Set problem = Pull out every line of the records that contains the word "Vicente".

Data supplied =
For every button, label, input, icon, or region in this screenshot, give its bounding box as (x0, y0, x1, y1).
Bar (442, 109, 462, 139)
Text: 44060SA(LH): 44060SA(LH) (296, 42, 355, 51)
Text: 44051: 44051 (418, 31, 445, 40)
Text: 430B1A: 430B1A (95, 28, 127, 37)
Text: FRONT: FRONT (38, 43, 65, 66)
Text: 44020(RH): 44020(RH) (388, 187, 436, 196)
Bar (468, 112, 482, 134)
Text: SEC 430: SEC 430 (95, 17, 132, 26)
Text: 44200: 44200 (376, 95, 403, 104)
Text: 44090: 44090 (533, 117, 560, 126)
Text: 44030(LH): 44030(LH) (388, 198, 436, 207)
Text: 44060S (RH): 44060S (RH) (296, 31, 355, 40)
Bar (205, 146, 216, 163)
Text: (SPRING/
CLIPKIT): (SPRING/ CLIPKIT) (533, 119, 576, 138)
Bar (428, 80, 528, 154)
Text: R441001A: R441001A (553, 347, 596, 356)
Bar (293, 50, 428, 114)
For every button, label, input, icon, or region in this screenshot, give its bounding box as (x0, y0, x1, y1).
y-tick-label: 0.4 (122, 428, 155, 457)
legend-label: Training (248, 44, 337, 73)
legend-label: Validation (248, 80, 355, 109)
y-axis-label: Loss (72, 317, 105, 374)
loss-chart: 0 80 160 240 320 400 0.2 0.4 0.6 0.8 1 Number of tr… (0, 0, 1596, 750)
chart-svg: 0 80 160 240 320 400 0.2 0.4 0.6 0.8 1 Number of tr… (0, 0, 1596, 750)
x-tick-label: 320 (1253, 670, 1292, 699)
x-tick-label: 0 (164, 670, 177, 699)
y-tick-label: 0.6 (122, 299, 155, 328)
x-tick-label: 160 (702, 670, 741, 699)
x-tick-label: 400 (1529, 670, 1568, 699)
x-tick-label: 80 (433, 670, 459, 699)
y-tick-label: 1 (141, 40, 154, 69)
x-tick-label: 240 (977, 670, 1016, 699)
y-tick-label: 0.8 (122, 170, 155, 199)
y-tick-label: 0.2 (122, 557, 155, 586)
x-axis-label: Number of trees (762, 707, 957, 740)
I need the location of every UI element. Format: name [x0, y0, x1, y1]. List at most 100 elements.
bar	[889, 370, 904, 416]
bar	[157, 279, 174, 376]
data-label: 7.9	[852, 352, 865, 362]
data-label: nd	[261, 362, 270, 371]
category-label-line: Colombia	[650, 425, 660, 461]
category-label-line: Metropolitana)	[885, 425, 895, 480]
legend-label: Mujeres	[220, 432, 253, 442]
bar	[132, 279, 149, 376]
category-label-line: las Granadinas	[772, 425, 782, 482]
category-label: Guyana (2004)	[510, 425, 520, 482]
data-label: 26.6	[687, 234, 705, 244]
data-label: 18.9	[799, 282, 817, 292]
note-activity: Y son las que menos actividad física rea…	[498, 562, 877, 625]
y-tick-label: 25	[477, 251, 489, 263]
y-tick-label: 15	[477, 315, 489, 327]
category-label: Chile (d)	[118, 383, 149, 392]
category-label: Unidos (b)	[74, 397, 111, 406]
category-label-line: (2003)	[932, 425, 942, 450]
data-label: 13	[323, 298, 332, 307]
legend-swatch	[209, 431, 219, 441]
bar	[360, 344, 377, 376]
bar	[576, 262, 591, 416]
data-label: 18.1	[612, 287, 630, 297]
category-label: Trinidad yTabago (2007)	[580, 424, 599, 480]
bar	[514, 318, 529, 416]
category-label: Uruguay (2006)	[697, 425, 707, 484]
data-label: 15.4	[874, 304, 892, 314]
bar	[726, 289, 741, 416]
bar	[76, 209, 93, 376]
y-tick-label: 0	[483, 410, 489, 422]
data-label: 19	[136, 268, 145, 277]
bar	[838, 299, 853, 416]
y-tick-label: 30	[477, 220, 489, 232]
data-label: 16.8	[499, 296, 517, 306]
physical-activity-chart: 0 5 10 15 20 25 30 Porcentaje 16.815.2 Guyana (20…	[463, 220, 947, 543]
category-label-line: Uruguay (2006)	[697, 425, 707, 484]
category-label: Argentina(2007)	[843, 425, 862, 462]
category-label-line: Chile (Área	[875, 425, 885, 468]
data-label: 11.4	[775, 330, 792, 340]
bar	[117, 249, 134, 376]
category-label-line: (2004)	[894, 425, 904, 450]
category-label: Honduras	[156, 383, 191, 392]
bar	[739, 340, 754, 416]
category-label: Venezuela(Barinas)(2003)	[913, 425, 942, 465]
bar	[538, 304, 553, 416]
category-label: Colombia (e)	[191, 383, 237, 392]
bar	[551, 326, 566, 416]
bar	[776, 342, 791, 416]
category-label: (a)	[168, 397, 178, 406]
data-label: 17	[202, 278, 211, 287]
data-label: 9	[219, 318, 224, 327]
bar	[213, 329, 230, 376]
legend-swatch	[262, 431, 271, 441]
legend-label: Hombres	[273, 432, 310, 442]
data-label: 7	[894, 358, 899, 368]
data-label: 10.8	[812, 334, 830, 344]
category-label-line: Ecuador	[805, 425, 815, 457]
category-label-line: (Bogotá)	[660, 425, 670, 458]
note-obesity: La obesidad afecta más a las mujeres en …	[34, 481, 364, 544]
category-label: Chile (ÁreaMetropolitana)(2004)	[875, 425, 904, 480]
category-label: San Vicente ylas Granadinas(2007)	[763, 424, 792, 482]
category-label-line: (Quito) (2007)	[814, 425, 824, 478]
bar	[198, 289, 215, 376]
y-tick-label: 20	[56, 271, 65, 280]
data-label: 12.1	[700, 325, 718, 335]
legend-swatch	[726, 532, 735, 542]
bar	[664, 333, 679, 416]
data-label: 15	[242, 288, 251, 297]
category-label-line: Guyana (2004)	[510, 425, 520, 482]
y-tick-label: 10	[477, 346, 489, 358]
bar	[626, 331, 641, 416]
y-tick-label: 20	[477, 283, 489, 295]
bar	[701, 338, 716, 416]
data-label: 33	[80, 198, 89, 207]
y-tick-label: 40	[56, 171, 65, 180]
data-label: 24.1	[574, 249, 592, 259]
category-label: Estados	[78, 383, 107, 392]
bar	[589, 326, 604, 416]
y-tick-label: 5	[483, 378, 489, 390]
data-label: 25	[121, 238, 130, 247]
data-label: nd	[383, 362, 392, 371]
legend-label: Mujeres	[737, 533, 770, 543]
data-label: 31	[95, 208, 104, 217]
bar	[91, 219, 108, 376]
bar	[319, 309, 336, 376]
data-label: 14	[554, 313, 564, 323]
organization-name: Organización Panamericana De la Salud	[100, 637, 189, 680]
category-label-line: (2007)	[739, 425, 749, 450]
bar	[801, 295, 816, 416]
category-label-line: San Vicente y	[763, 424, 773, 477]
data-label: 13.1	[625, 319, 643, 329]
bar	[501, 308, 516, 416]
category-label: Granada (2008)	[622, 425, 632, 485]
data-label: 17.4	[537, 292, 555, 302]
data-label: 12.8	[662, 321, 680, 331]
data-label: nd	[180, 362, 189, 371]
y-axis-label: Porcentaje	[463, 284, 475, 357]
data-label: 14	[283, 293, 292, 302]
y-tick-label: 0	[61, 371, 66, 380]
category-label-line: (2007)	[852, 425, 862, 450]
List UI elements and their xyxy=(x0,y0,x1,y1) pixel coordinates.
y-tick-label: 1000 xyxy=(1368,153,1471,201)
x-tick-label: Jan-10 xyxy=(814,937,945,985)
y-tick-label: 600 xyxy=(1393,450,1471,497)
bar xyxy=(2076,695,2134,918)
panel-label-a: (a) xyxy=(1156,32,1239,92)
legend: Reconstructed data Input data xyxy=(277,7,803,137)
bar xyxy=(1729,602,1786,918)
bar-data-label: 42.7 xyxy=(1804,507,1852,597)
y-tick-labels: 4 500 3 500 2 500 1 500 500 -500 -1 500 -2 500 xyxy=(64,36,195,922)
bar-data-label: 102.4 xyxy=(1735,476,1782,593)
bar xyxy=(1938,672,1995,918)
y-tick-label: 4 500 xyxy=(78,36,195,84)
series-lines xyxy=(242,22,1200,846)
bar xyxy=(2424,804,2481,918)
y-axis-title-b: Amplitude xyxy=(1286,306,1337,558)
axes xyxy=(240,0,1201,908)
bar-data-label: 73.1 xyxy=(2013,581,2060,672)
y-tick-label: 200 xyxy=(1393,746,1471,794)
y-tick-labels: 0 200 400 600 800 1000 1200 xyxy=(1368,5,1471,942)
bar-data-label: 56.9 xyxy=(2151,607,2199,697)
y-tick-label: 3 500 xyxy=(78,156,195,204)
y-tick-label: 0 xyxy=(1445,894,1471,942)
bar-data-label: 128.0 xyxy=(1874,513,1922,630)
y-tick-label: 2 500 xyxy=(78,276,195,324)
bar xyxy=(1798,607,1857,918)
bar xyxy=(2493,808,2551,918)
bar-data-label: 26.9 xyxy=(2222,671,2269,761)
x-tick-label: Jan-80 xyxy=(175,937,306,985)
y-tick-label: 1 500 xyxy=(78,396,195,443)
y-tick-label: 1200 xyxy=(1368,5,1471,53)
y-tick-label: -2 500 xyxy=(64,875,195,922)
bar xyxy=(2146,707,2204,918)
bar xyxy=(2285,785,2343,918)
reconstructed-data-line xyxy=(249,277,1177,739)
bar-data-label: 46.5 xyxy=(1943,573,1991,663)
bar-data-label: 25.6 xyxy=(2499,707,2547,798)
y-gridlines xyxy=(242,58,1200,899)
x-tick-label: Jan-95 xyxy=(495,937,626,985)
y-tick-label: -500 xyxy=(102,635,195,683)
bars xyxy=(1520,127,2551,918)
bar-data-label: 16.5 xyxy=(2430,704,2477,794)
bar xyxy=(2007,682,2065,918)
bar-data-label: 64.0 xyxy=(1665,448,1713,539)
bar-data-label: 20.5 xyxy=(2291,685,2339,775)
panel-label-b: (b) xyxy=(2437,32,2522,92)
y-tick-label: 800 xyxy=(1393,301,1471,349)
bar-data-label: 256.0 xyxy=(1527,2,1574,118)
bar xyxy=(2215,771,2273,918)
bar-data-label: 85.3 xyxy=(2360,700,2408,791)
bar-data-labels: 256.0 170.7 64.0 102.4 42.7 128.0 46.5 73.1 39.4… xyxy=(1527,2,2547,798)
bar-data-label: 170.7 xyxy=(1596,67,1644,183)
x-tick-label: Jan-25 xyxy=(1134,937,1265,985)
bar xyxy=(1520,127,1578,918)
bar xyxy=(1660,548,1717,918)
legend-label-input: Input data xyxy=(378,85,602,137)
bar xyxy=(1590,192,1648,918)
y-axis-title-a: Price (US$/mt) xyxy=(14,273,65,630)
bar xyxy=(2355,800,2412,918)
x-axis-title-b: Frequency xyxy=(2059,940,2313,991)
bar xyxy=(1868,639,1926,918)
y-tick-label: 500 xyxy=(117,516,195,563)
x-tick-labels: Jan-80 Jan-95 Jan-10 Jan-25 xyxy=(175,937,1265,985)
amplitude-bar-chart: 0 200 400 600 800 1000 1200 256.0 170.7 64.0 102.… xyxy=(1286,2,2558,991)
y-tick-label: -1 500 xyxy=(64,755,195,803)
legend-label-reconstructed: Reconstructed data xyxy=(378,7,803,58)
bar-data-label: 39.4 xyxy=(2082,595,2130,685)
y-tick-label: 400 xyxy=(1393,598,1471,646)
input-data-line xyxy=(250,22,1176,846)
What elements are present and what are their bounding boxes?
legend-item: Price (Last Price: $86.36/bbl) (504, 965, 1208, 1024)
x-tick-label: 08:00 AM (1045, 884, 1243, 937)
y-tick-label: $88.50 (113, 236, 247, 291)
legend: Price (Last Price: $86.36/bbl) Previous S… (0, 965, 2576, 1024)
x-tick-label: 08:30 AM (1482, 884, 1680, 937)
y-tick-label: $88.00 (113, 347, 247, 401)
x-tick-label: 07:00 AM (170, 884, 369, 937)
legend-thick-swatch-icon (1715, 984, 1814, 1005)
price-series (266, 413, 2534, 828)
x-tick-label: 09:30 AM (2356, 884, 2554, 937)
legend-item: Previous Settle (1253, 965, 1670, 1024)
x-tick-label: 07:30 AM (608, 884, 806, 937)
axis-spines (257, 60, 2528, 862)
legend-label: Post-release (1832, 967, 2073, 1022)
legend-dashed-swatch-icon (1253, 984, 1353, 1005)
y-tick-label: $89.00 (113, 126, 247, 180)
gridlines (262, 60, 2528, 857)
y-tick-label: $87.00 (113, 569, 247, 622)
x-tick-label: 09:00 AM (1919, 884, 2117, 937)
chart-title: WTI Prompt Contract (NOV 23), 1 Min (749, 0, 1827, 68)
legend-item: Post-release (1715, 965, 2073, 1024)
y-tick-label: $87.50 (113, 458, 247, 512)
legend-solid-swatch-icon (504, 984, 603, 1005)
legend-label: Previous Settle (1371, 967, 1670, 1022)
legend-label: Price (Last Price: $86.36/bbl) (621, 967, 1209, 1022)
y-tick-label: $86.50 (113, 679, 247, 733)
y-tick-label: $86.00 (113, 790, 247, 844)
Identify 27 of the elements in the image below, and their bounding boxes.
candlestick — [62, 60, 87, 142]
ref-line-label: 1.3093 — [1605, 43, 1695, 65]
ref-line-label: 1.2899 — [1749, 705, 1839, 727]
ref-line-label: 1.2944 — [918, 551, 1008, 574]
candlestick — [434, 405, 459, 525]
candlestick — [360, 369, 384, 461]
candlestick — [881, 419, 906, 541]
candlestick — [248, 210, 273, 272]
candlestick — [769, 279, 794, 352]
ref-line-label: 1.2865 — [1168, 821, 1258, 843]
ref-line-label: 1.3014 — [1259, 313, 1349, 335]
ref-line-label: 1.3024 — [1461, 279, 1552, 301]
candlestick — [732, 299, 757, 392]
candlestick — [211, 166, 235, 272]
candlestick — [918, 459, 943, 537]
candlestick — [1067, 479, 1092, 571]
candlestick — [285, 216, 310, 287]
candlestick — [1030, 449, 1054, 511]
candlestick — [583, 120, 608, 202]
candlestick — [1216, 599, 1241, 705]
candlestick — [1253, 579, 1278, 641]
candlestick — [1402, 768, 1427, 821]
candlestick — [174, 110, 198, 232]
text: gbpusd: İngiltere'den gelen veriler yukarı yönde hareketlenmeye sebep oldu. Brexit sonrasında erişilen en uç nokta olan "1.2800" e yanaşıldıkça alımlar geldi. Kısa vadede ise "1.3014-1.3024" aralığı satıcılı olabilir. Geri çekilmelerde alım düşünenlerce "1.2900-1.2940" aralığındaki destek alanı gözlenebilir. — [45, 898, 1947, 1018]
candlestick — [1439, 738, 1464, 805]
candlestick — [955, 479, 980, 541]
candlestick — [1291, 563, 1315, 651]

The reply =
category-label: San Vicente ylas Granadinas(2007)	[763, 424, 792, 482]
category-label-line: San Vicente y	[763, 424, 773, 477]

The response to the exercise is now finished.